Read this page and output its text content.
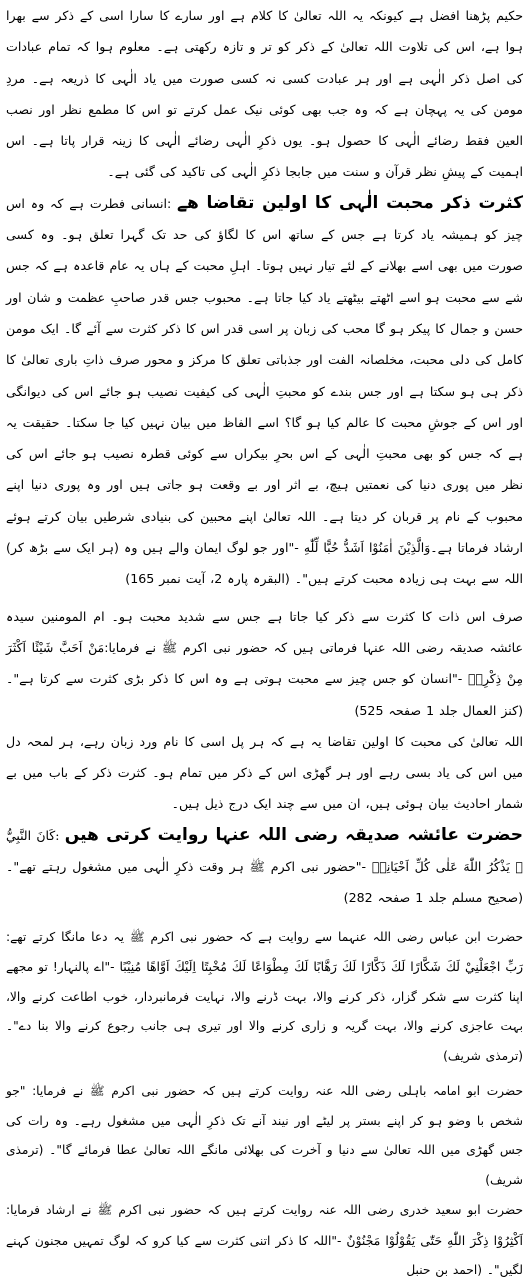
حکیم پڑھنا افضل ہے کیونکہ یہ اللہ تعالیٰ کا کلام ہے اور سارے کا سارا اسی کے ذکر سے بھرا ہوا ہے، اس کی تلاوت اللہ تعالیٰ کے ذکر کو تر و تازہ رکھتی ہے۔ معلوم ہوا کہ تمام عبادات کی اصل ذکر الٰہی ہے اور ہر عبادت کسی نہ کسی صورت میں یاد الٰہی کا ذریعہ ہے۔ مردِ مومن کی یہ پہچان ہے کہ وہ جب بھی کوئی نیک عمل کرتے تو اس کا مطمع نظر اور نصب العین فقط رضائے الٰہی کا حصول ہو۔ یوں ذکرِ الٰہی رضائے الٰہی کا زینہ قرار پاتا ہے۔ اس اہمیت کے پیشِ نظر قرآن و سنت میں جابجا ذکرِ الٰہی کی تاکید کی گئی ہے۔

کثرت ذکر محبت الٰہی کا اولین تقاضا ھے :انسانی فطرت ہے کہ وہ اس چیز کو ہمیشہ یاد کرتا ہے جس کے ساتھ اس کا لگاؤ کی حد تک گہرا تعلق ہو۔ وہ کسی صورت میں بھی اسے بھلانے کے لئے تیار نہیں ہوتا۔ اہلِ محبت کے ہاں یہ عام قاعدہ ہے کہ جس شے سے محبت ہو اسے اٹھتے بیٹھتے یاد کیا جاتا ہے۔ محبوب جس قدر صاحبِ عظمت و شان اور حسن و جمال کا پیکر ہو گا محب کی زبان پر اسی قدر اس کا ذکر کثرت سے آئے گا۔ ایک مومن کامل کی دلی محبت، مخلصانہ الفت اور جذباتی تعلق کا مرکز و محور صرف ذاتِ باری تعالیٰ کا ذکر ہی ہو سکتا ہے اور جس بندے کو محبتِ الٰہی کی کیفیت نصیب ہو جائے اس کی دیوانگی اور اس کے جوشِ محبت کا عالم کیا ہو گا؟ اسے الفاظ میں بیان نہیں کیا جا سکتا۔ حقیقت یہ ہے کہ جس کو بھی محبتِ الٰہی کے اس بحرِ بیکراں سے کوئی قطرہ نصیب ہو جائے اس کی نظر میں پوری دنیا کی نعمتیں ہیچ، بے اثر اور بے وقعت ہو جاتی ہیں اور وہ پوری دنیا اپنے محبوب کے نام پر قربان کر دیتا ہے۔ اللہ تعالیٰ اپنے محبین کی بنیادی شرطیں بیان کرتے ہوئے ارشاد فرماتا ہے۔وَالَّذِيْنَ اٰمَنُوْا اَشَدُّ حُبًّا لِّلّٰهِ -"اور جو لوگ ایمان والے ہیں وہ (ہر ایک سے بڑھ کر) اللہ سے بہت ہی زیادہ محبت کرتے ہیں"۔ (البقرہ پارہ 2، آیت نمبر 165)

صرف اس ذات کا کثرت سے ذکر کیا جاتا ہے جس سے شدید محبت ہو۔ ام المومنین سیدہ عائشہ صدیقہ رضی اللہ عنہا فرماتی ہیں کہ حضور نبی اکرم ﷺ نے فرمایا:مَنْ اَحَبَّ شَيْئًا اَكْثَرَ مِنْ ذِكْرِهٖ -"انسان کو جس چیز سے محبت ہوتی ہے وہ اس کا ذکر بڑی کثرت سے کرتا ہے"۔ (کنز العمال جلد 1 صفحہ 525)

اللہ تعالیٰ کی محبت کا اولین تقاضا یہ ہے کہ ہر پل اسی کا نام ورد زبان رہے، ہر لمحہ دل میں اس کی یاد بسی رہے اور ہر گھڑی اس کے ذکر میں تمام ہو۔ کثرت ذکر کے باب میں بے شمار احادیث بیان ہوئی ہیں، ان میں سے چند ایک درج ذیل ہیں۔

حضرت عائشہ صدیقہ رضی اللہ عنہا روایت کرتی ھیں :كَانَ النَّبِيُّ ﷺ يَذْكُرُ اللّٰهَ عَلٰى كُلِّ اَحْيَانِهٖ -"حضور نبی اکرم ﷺ ہر وقت ذکرِ الٰہی میں مشغول رہتے تھے"۔ (صحیح مسلم جلد 1 صفحہ 282)

حضرت ابن عباس رضی اللہ عنہما سے روایت ہے کہ حضور نبی اکرم ﷺ یہ دعا مانگا کرتے تھے: رَبِّ اجْعَلْنِيْ لَكَ شَكَّارًا لَكَ ذَكَّارًا لَكَ رَهَّابًا لَكَ مِطْوَاعًا لَكَ مُخْبِتًا اِلَيْكَ اَوَّاهًا مُنِيْبًا -"اے پالنہار! تو مجھے اپنا کثرت سے شکر گزار، ذکر کرنے والا، بہت ڈرنے والا، نہایت فرمانبردار، خوب اطاعت کرنے والا، بہت عاجزی کرنے والا، بہت گریہ و زاری کرنے والا اور تیری ہی جانب رجوع کرنے والا بنا دے"۔ (ترمذی شریف)

حضرت ابو امامہ باہلی رضی اللہ عنہ روایت کرتے ہیں کہ حضور نبی اکرم ﷺ نے فرمایا: "جو شخص با وضو ہو کر اپنے بستر پر لیٹے اور نیند آنے تک ذکرِ الٰہی میں مشغول رہے۔ وہ رات کی جس گھڑی میں اللہ تعالیٰ سے دنیا و آخرت کی بھلائی مانگے اللہ تعالیٰ عطا فرمائے گا"۔ (ترمذی شریف)

حضرت ابو سعید خدری رضی اللہ عنہ روایت کرتے ہیں کہ حضور نبی اکرم ﷺ نے ارشاد فرمایا: اَكْثِرُوْا ذِكْرَ اللّٰهِ حَتّٰى يَقُوْلُوْا مَجْنُوْنٌ -"اللہ کا ذکر اتنی کثرت سے کیا کرو کہ لوگ تمہیں مجنون کہنے لگیں"۔ (احمد بن حنبل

******************************

Pictures are excluded; output everything else in the data verbatim.

» **Task output**
Read this page and output its text content.
حکیم پڑھنا افضل ہے کیونکہ یہ اللہ تعالیٰ کا کلام ہے اور سارے کا سارا اسی کے ذکر سے بھرا ہوا ہے، اس کی تلاوت اللہ تعالیٰ کے ذکر کو تر و تازہ رکھتی ہے۔ معلوم ہوا کہ تمام عبادات کی اصل ذکر الٰہی ہے اور ہر عبادت کسی نہ کسی صورت میں یاد الٰہی کا ذریعہ ہے۔ مردِ مومن کی یہ پہچان ہے کہ وہ جب بھی کوئی نیک عمل کرتے تو اس کا مطمع نظر اور نصب العین فقط رضائے الٰہی کا حصول ہو۔ یوں ذکرِ الٰہی رضائے الٰہی کا زینہ قرار پاتا ہے۔ اس اہمیت کے پیشِ نظر قرآن و سنت میں جابجا ذکرِ الٰہی کی تاکید کی گئی ہے۔

کثرت ذکر محبت الٰہی کا اولین تقاضا ھے :انسانی فطرت ہے کہ وہ اس چیز کو ہمیشہ یاد کرتا ہے جس کے ساتھ اس کا لگاؤ کی حد تک گہرا تعلق ہو۔ وہ کسی صورت میں بھی اسے بھلانے کے لئے تیار نہیں ہوتا۔ اہلِ محبت کے ہاں یہ عام قاعدہ ہے کہ جس شے سے محبت ہو اسے اٹھتے بیٹھتے یاد کیا جاتا ہے۔ محبوب جس قدر صاحبِ عظمت و شان اور حسن و جمال کا پیکر ہو گا محب کی زبان پر اسی قدر اس کا ذکر کثرت سے آئے گا۔ ایک مومن کامل کی دلی محبت، مخلصانہ الفت اور جذباتی تعلق کا مرکز و محور صرف ذاتِ باری تعالیٰ کا ذکر ہی ہو سکتا ہے اور جس بندے کو محبتِ الٰہی کی کیفیت نصیب ہو جائے اس کی دیوانگی اور اس کے جوشِ محبت کا عالم کیا ہو گا؟ اسے الفاظ میں بیان نہیں کیا جا سکتا۔ حقیقت یہ ہے کہ جس کو بھی محبتِ الٰہی کے اس بحرِ بیکراں سے کوئی قطرہ نصیب ہو جائے اس کی نظر میں پوری دنیا کی نعمتیں ہیچ، بے اثر اور بے وقعت ہو جاتی ہیں اور وہ پوری دنیا اپنے محبوب کے نام پر قربان کر دیتا ہے۔ اللہ تعالیٰ اپنے محبین کی بنیادی شرطیں بیان کرتے ہوئے ارشاد فرماتا ہے۔وَالَّذِيْنَ اٰمَنُوْا اَشَدُّ حُبًّا لِّلّٰهِ -"اور جو لوگ ایمان والے ہیں وہ (ہر ایک سے بڑھ کر) اللہ سے بہت ہی زیادہ محبت کرتے ہیں"۔ (البقرہ پارہ 2، آیت نمبر 165)

صرف اس ذات کا کثرت سے ذکر کیا جاتا ہے جس سے شدید محبت ہو۔ ام المومنین سیدہ عائشہ صدیقہ رضی اللہ عنہا فرماتی ہیں کہ حضور نبی اکرم ﷺ نے فرمایا:مَنْ اَحَبَّ شَيْئًا اَكْثَرَ مِنْ ذِكْرِهٖ -"انسان کو جس چیز سے محبت ہوتی ہے وہ اس کا ذکر بڑی کثرت سے کرتا ہے"۔ (کنز العمال جلد 1 صفحہ 525)

اللہ تعالیٰ کی محبت کا اولین تقاضا یہ ہے کہ ہر پل اسی کا نام ورد زبان رہے، ہر لمحہ دل میں اس کی یاد بسی رہے اور ہر گھڑی اس کے ذکر میں تمام ہو۔ کثرت ذکر کے باب میں بے شمار احادیث بیان ہوئی ہیں، ان میں سے چند ایک درج ذیل ہیں۔

حضرت عائشہ صدیقہ رضی اللہ عنہا روایت کرتی ھیں :كَانَ النَّبِيُّ ﷺ يَذْكُرُ اللّٰهَ عَلٰى كُلِّ اَحْيَانِهٖ -"حضور نبی اکرم ﷺ ہر وقت ذکرِ الٰہی میں مشغول رہتے تھے"۔ (صحیح مسلم جلد 1 صفحہ 282)

حضرت ابن عباس رضی اللہ عنہما سے روایت ہے کہ حضور نبی اکرم ﷺ یہ دعا مانگا کرتے تھے: رَبِّ اجْعَلْنِيْ لَكَ شَكَّارًا لَكَ ذَكَّارًا لَكَ رَهَّابًا لَكَ مِطْوَاعًا لَكَ مُخْبِتًا اِلَيْكَ اَوَّاهًا مُنِيْبًا -"اے پالنہار! تو مجھے اپنا کثرت سے شکر گزار، ذکر کرنے والا، بہت ڈرنے والا، نہایت فرمانبردار، خوب اطاعت کرنے والا، بہت عاجزی کرنے والا، بہت گریہ و زاری کرنے والا اور تیری ہی جانب رجوع کرنے والا بنا دے"۔ (ترمذی شریف)

حضرت ابو امامہ باہلی رضی اللہ عنہ روایت کرتے ہیں کہ حضور نبی اکرم ﷺ نے فرمایا: "جو شخص با وضو ہو کر اپنے بستر پر لیٹے اور نیند آنے تک ذکرِ الٰہی میں مشغول رہے۔ وہ رات کی جس گھڑی میں اللہ تعالیٰ سے دنیا و آخرت کی بھلائی مانگے اللہ تعالیٰ عطا فرمائے گا"۔ (ترمذی شریف)

حضرت ابو سعید خدری رضی اللہ عنہ روایت کرتے ہیں کہ حضور نبی اکرم ﷺ نے ارشاد فرمایا: اَكْثِرُوْا ذِكْرَ اللّٰهِ حَتّٰى يَقُوْلُوْا مَجْنُوْنٌ -"اللہ کا ذکر اتنی کثرت سے کیا کرو کہ لوگ تمہیں مجنون کہنے لگیں"۔ (احمد بن حنبل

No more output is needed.